• _SHORT EXERCISE_
Extract verbatim every line from the one containing "Extract the chart's" to the final line of the records below, inclusive, and exclude all pictures.

• _DATASET EXTRACT_
## BEGIN

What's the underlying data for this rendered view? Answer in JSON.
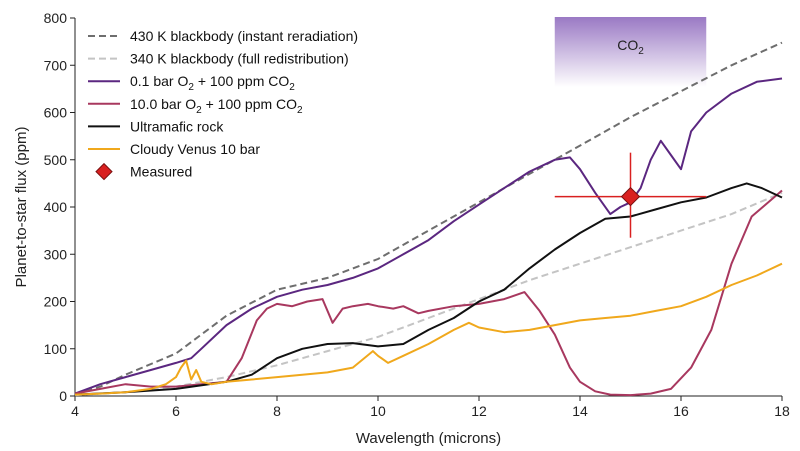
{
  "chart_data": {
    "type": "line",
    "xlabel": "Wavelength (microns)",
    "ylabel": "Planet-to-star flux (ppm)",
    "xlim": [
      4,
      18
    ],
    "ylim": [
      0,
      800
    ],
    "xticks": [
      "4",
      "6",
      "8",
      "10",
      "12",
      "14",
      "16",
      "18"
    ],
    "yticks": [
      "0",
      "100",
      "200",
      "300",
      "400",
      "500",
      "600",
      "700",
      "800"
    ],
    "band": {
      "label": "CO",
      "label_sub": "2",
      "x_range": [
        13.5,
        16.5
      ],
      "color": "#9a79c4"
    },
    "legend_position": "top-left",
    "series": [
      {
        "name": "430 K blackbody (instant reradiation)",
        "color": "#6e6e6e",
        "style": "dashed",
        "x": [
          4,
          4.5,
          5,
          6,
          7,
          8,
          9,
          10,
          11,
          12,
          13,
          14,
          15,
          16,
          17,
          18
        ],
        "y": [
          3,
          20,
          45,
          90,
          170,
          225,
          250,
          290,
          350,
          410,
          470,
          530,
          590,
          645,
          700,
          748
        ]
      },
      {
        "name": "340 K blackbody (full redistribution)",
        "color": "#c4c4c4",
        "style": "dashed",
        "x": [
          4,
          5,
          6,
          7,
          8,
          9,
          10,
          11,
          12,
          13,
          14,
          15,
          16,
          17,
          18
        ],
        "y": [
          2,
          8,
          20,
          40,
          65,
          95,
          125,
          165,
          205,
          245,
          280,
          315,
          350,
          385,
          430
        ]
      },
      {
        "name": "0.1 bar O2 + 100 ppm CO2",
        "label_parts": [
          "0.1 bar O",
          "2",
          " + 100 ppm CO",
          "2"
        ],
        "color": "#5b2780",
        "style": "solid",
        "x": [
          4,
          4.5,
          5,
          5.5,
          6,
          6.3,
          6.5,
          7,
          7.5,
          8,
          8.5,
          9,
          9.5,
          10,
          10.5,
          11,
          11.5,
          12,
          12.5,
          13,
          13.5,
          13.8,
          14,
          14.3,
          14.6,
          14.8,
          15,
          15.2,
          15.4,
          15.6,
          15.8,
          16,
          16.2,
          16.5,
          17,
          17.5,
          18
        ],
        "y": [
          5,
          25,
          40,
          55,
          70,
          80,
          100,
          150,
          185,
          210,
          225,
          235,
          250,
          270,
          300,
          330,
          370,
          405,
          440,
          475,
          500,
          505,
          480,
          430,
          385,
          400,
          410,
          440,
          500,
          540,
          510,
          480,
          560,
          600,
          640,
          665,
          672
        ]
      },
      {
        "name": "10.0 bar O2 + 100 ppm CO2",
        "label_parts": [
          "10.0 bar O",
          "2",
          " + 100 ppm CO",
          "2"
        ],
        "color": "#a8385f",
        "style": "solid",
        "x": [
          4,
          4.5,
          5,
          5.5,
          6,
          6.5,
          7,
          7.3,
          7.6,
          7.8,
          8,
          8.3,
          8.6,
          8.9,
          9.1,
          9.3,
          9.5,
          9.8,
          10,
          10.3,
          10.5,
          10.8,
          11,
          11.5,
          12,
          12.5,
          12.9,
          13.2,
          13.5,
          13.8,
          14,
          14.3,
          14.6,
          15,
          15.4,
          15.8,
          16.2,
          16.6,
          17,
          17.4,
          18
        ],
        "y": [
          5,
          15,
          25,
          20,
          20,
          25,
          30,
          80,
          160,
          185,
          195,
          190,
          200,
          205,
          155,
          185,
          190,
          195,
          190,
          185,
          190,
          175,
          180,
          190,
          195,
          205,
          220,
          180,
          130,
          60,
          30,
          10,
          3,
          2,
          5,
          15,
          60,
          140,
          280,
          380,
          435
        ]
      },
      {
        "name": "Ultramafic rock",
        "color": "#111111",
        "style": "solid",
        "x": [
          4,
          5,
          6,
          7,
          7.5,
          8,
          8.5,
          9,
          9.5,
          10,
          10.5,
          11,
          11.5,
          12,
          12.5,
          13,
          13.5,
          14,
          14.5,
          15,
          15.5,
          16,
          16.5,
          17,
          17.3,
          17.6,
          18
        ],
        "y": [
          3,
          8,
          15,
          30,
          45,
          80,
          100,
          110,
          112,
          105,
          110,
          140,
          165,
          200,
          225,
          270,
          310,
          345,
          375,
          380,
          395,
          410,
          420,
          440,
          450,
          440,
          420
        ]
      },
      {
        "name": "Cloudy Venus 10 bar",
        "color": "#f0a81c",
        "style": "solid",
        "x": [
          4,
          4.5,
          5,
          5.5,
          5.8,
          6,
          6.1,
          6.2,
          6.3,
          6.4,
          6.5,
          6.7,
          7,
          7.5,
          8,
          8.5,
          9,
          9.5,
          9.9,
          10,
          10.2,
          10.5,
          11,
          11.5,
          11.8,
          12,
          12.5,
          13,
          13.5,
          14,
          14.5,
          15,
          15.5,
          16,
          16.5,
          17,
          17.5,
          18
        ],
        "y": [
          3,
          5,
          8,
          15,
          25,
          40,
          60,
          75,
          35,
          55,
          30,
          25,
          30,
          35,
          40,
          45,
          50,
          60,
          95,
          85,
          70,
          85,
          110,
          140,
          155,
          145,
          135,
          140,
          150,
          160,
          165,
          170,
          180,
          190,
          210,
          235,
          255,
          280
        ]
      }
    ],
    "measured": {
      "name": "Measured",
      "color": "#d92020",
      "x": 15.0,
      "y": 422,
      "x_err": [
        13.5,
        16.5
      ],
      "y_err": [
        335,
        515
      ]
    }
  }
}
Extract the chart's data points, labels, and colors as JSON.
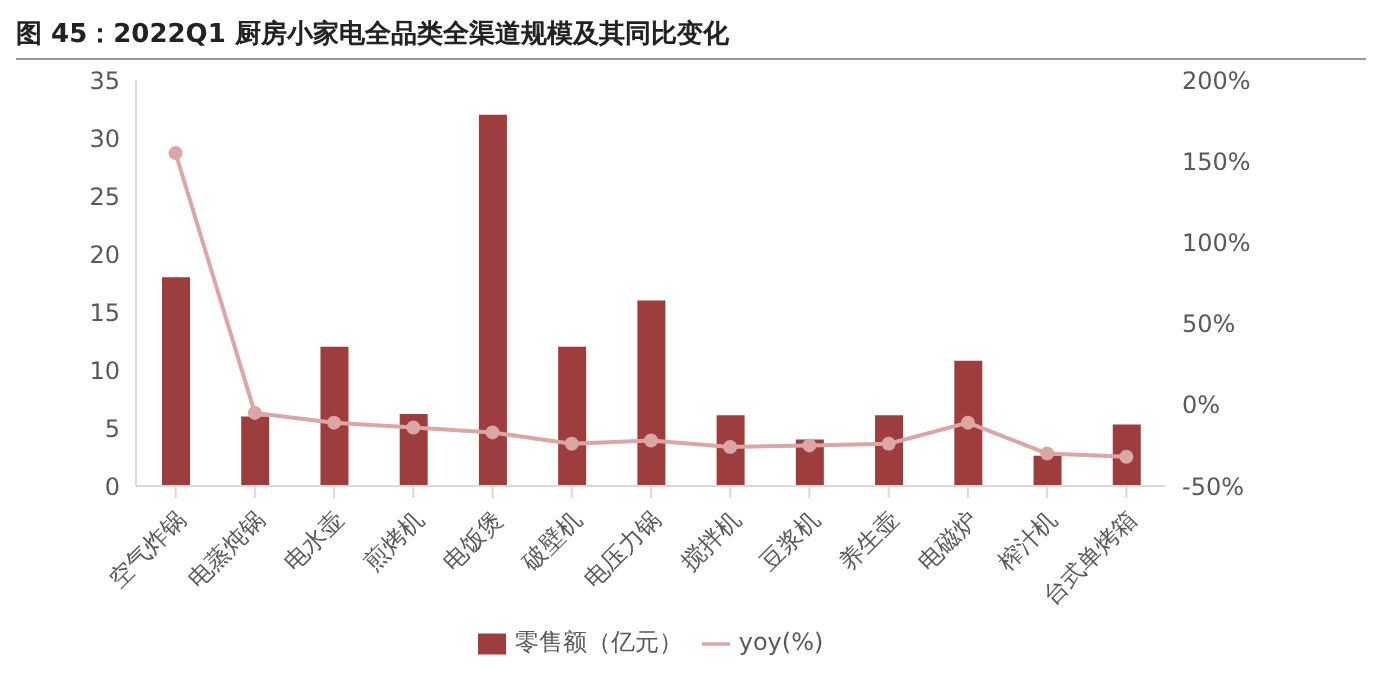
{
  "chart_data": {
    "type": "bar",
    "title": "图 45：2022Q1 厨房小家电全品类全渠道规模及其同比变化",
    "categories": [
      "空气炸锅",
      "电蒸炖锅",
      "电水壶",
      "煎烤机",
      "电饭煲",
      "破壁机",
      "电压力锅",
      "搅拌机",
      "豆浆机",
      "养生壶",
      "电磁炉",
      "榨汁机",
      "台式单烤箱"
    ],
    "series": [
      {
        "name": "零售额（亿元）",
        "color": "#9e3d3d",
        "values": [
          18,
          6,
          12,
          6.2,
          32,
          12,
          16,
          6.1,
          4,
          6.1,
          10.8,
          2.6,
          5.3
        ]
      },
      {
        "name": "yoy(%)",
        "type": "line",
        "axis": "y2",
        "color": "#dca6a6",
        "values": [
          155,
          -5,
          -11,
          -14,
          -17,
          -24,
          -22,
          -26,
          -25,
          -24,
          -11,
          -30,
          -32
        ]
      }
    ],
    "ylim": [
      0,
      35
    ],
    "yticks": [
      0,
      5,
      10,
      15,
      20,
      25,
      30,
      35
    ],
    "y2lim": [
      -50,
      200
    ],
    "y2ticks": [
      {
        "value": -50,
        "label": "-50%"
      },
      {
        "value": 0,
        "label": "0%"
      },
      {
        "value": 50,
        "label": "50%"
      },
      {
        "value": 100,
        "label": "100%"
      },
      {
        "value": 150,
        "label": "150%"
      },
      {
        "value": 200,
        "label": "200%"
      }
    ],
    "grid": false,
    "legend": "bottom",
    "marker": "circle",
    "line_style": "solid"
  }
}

## END

• _THE RESPONSE_
Extract the chart's data points, labels, and colors as JSON.
{
  "chart_data": {
    "type": "bar",
    "title": "图 45：2022Q1 厨房小家电全品类全渠道规模及其同比变化",
    "categories": [
      "空气炸锅",
      "电蒸炖锅",
      "电水壶",
      "煎烤机",
      "电饭煲",
      "破壁机",
      "电压力锅",
      "搅拌机",
      "豆浆机",
      "养生壶",
      "电磁炉",
      "榨汁机",
      "台式单烤箱"
    ],
    "series": [
      {
        "name": "零售额（亿元）",
        "color": "#9e3d3d",
        "values": [
          18,
          6,
          12,
          6.2,
          32,
          12,
          16,
          6.1,
          4,
          6.1,
          10.8,
          2.6,
          5.3
        ]
      },
      {
        "name": "yoy(%)",
        "type": "line",
        "axis": "y2",
        "color": "#dca6a6",
        "values": [
          155,
          -5,
          -11,
          -14,
          -17,
          -24,
          -22,
          -26,
          -25,
          -24,
          -11,
          -30,
          -32
        ]
      }
    ],
    "ylim": [
      0,
      35
    ],
    "yticks": [
      0,
      5,
      10,
      15,
      20,
      25,
      30,
      35
    ],
    "y2lim": [
      -50,
      200
    ],
    "y2ticks": [
      {
        "value": -50,
        "label": "-50%"
      },
      {
        "value": 0,
        "label": "0%"
      },
      {
        "value": 50,
        "label": "50%"
      },
      {
        "value": 100,
        "label": "100%"
      },
      {
        "value": 150,
        "label": "150%"
      },
      {
        "value": 200,
        "label": "200%"
      }
    ],
    "grid": false,
    "legend": "bottom",
    "marker": "circle",
    "line_style": "solid"
  }
}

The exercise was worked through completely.